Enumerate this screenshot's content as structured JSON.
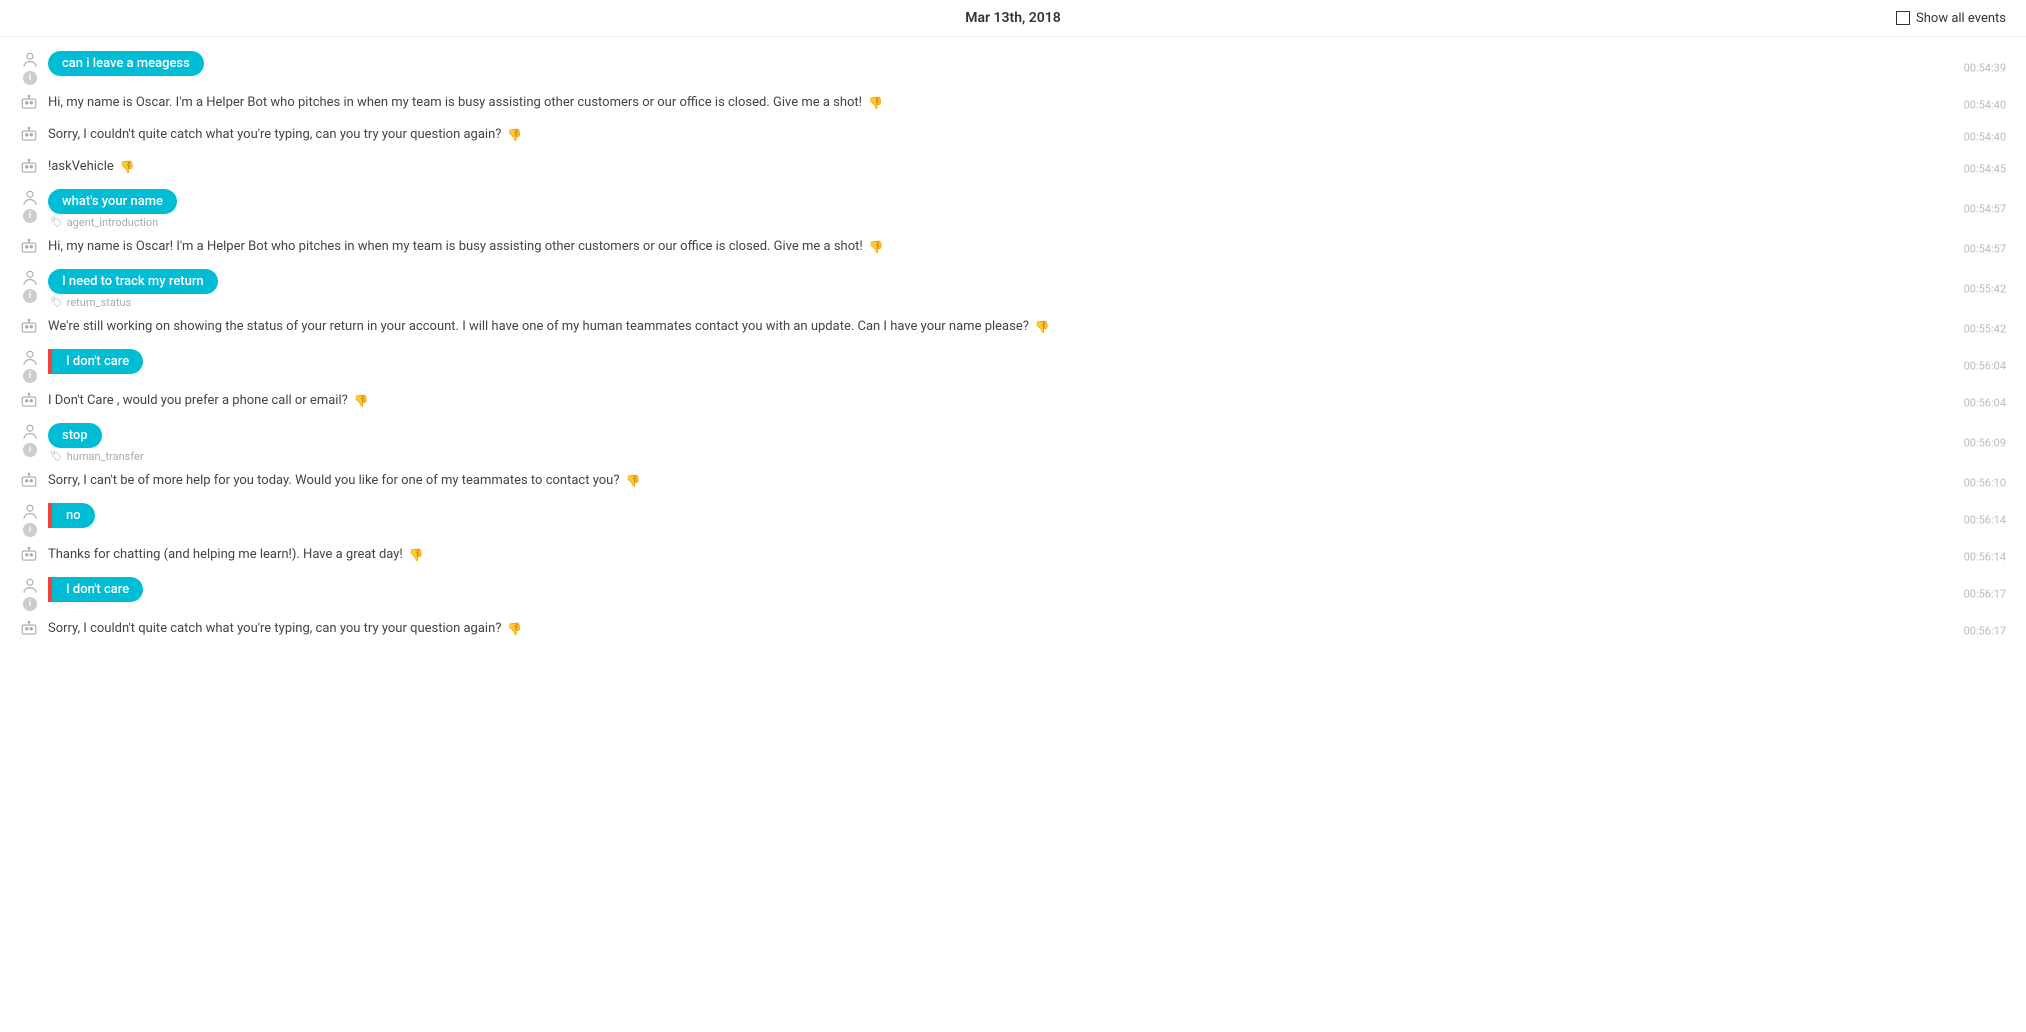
{
  "header": {
    "date": "Mar 13th, 2018",
    "show_all_label": "Show all events"
  },
  "messages": [
    {
      "id": 1,
      "type": "user",
      "text": "can i leave a meagess",
      "has_red_left": false,
      "tag": null,
      "timestamp": "00:54:39"
    },
    {
      "id": 2,
      "type": "bot",
      "text": "Hi, my name is Oscar. I'm a Helper Bot who pitches in when my team is busy assisting other customers or our office is closed. Give me a shot!",
      "timestamp": "00:54:40",
      "thumbs": true
    },
    {
      "id": 3,
      "type": "bot",
      "text": "Sorry, I couldn't quite catch what you're typing, can you try your question again?",
      "timestamp": "00:54:40",
      "thumbs": true
    },
    {
      "id": 4,
      "type": "bot",
      "text": "!askVehicle",
      "timestamp": "00:54:45",
      "thumbs": true
    },
    {
      "id": 5,
      "type": "user",
      "text": "what's your name",
      "has_red_left": false,
      "tag": "agent_introduction",
      "timestamp": "00:54:57"
    },
    {
      "id": 6,
      "type": "bot",
      "text": "Hi, my name is Oscar! I'm a Helper Bot who pitches in when my team is busy assisting other customers or our office is closed. Give me a shot!",
      "timestamp": "00:54:57",
      "thumbs": true
    },
    {
      "id": 7,
      "type": "user",
      "text": "I need to track my return",
      "has_red_left": false,
      "tag": "return_status",
      "timestamp": "00:55:42"
    },
    {
      "id": 8,
      "type": "bot",
      "text": "We're still working on showing the status of your return in your account. I will have one of my human teammates contact you with an update. Can I have your name please?",
      "timestamp": "00:55:42",
      "thumbs": true
    },
    {
      "id": 9,
      "type": "user",
      "text": "I don't care",
      "has_red_left": true,
      "tag": null,
      "timestamp": "00:56:04"
    },
    {
      "id": 10,
      "type": "bot",
      "text": "I Don't Care , would you prefer a phone call or email?",
      "timestamp": "00:56:04",
      "thumbs": true
    },
    {
      "id": 11,
      "type": "user",
      "text": "stop",
      "has_red_left": false,
      "tag": "human_transfer",
      "timestamp": "00:56:09"
    },
    {
      "id": 12,
      "type": "bot",
      "text": "Sorry, I can't be of more help for you today. Would you like for one of my teammates to contact you?",
      "timestamp": "00:56:10",
      "thumbs": true
    },
    {
      "id": 13,
      "type": "user",
      "text": "no",
      "has_red_left": true,
      "tag": null,
      "timestamp": "00:56:14"
    },
    {
      "id": 14,
      "type": "bot",
      "text": "Thanks for chatting (and helping me learn!). Have a great day!",
      "timestamp": "00:56:14",
      "thumbs": true
    },
    {
      "id": 15,
      "type": "user",
      "text": "I don't care",
      "has_red_left": true,
      "tag": null,
      "timestamp": "00:56:17"
    },
    {
      "id": 16,
      "type": "bot",
      "text": "Sorry, I couldn't quite catch what you're typing, can you try your question again?",
      "timestamp": "00:56:17",
      "thumbs": true
    }
  ]
}
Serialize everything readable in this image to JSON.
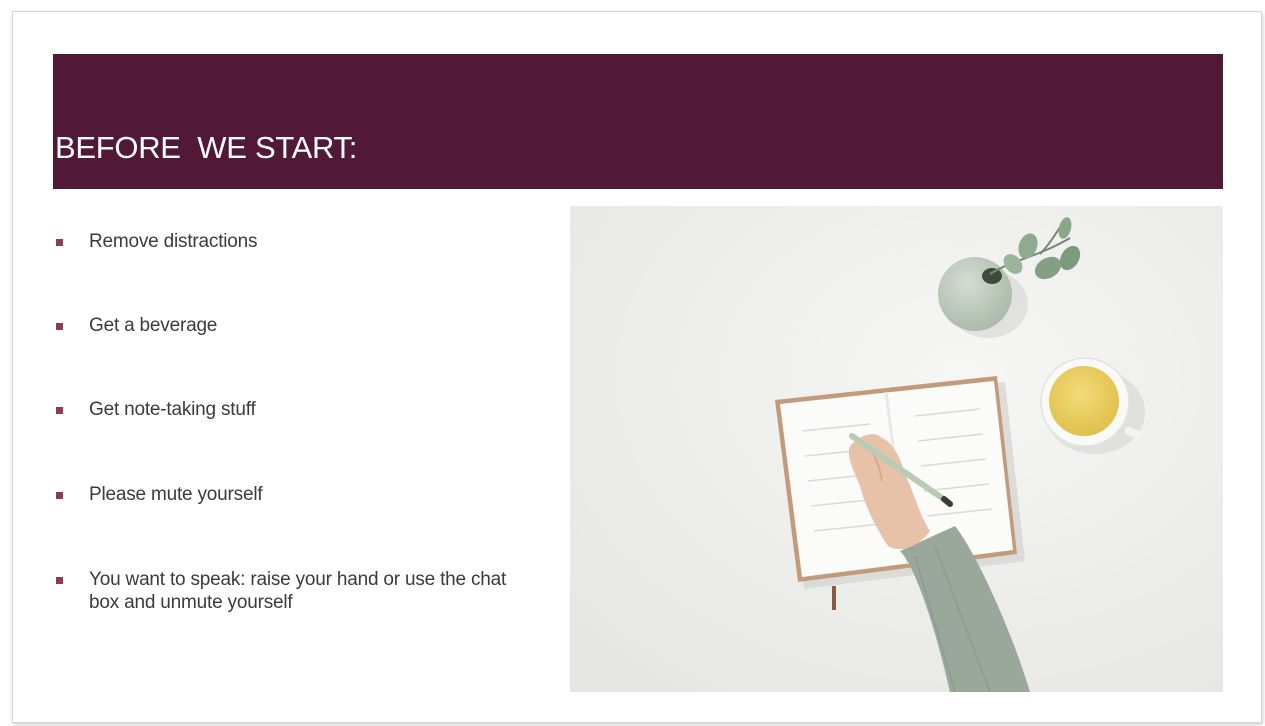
{
  "slide": {
    "title": "BEFORE  WE START:",
    "bullets": [
      "Remove distractions",
      "Get a beverage",
      "Get note-taking stuff",
      "Please mute yourself",
      "You want to speak:  raise your hand or use the chat box and unmute yourself"
    ]
  },
  "colors": {
    "title_bar": "#521838",
    "bullet_marker": "#8f3a5a",
    "body_text": "#3b3b3b"
  },
  "icons": {
    "bullet": "square-bullet-icon"
  }
}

### Given problem
Reproduce each entry precisely. Leave the pictures out.

### Task answer
Enumerate this screenshot's content as structured JSON.
{
  "header": {
    "date": "Mar 13th, 2018",
    "show_all_label": "Show all events"
  },
  "messages": [
    {
      "id": 1,
      "type": "user",
      "text": "can i leave a meagess",
      "has_red_left": false,
      "tag": null,
      "timestamp": "00:54:39"
    },
    {
      "id": 2,
      "type": "bot",
      "text": "Hi, my name is Oscar. I'm a Helper Bot who pitches in when my team is busy assisting other customers or our office is closed. Give me a shot!",
      "timestamp": "00:54:40",
      "thumbs": true
    },
    {
      "id": 3,
      "type": "bot",
      "text": "Sorry, I couldn't quite catch what you're typing, can you try your question again?",
      "timestamp": "00:54:40",
      "thumbs": true
    },
    {
      "id": 4,
      "type": "bot",
      "text": "!askVehicle",
      "timestamp": "00:54:45",
      "thumbs": true
    },
    {
      "id": 5,
      "type": "user",
      "text": "what's your name",
      "has_red_left": false,
      "tag": "agent_introduction",
      "timestamp": "00:54:57"
    },
    {
      "id": 6,
      "type": "bot",
      "text": "Hi, my name is Oscar! I'm a Helper Bot who pitches in when my team is busy assisting other customers or our office is closed. Give me a shot!",
      "timestamp": "00:54:57",
      "thumbs": true
    },
    {
      "id": 7,
      "type": "user",
      "text": "I need to track my return",
      "has_red_left": false,
      "tag": "return_status",
      "timestamp": "00:55:42"
    },
    {
      "id": 8,
      "type": "bot",
      "text": "We're still working on showing the status of your return in your account. I will have one of my human teammates contact you with an update. Can I have your name please?",
      "timestamp": "00:55:42",
      "thumbs": true
    },
    {
      "id": 9,
      "type": "user",
      "text": "I don't care",
      "has_red_left": true,
      "tag": null,
      "timestamp": "00:56:04"
    },
    {
      "id": 10,
      "type": "bot",
      "text": "I Don't Care , would you prefer a phone call or email?",
      "timestamp": "00:56:04",
      "thumbs": true
    },
    {
      "id": 11,
      "type": "user",
      "text": "stop",
      "has_red_left": false,
      "tag": "human_transfer",
      "timestamp": "00:56:09"
    },
    {
      "id": 12,
      "type": "bot",
      "text": "Sorry, I can't be of more help for you today. Would you like for one of my teammates to contact you?",
      "timestamp": "00:56:10",
      "thumbs": true
    },
    {
      "id": 13,
      "type": "user",
      "text": "no",
      "has_red_left": true,
      "tag": null,
      "timestamp": "00:56:14"
    },
    {
      "id": 14,
      "type": "bot",
      "text": "Thanks for chatting (and helping me learn!). Have a great day!",
      "timestamp": "00:56:14",
      "thumbs": true
    },
    {
      "id": 15,
      "type": "user",
      "text": "I don't care",
      "has_red_left": true,
      "tag": null,
      "timestamp": "00:56:17"
    },
    {
      "id": 16,
      "type": "bot",
      "text": "Sorry, I couldn't quite catch what you're typing, can you try your question again?",
      "timestamp": "00:56:17",
      "thumbs": true
    }
  ]
}
Serialize everything readable in this image to JSON.
{
  "slide": {
    "title": "BEFORE  WE START:",
    "bullets": [
      "Remove distractions",
      "Get a beverage",
      "Get note-taking stuff",
      "Please mute yourself",
      "You want to speak:  raise your hand or use the chat box and unmute yourself"
    ]
  },
  "colors": {
    "title_bar": "#521838",
    "bullet_marker": "#8f3a5a",
    "body_text": "#3b3b3b"
  },
  "icons": {
    "bullet": "square-bullet-icon"
  }
}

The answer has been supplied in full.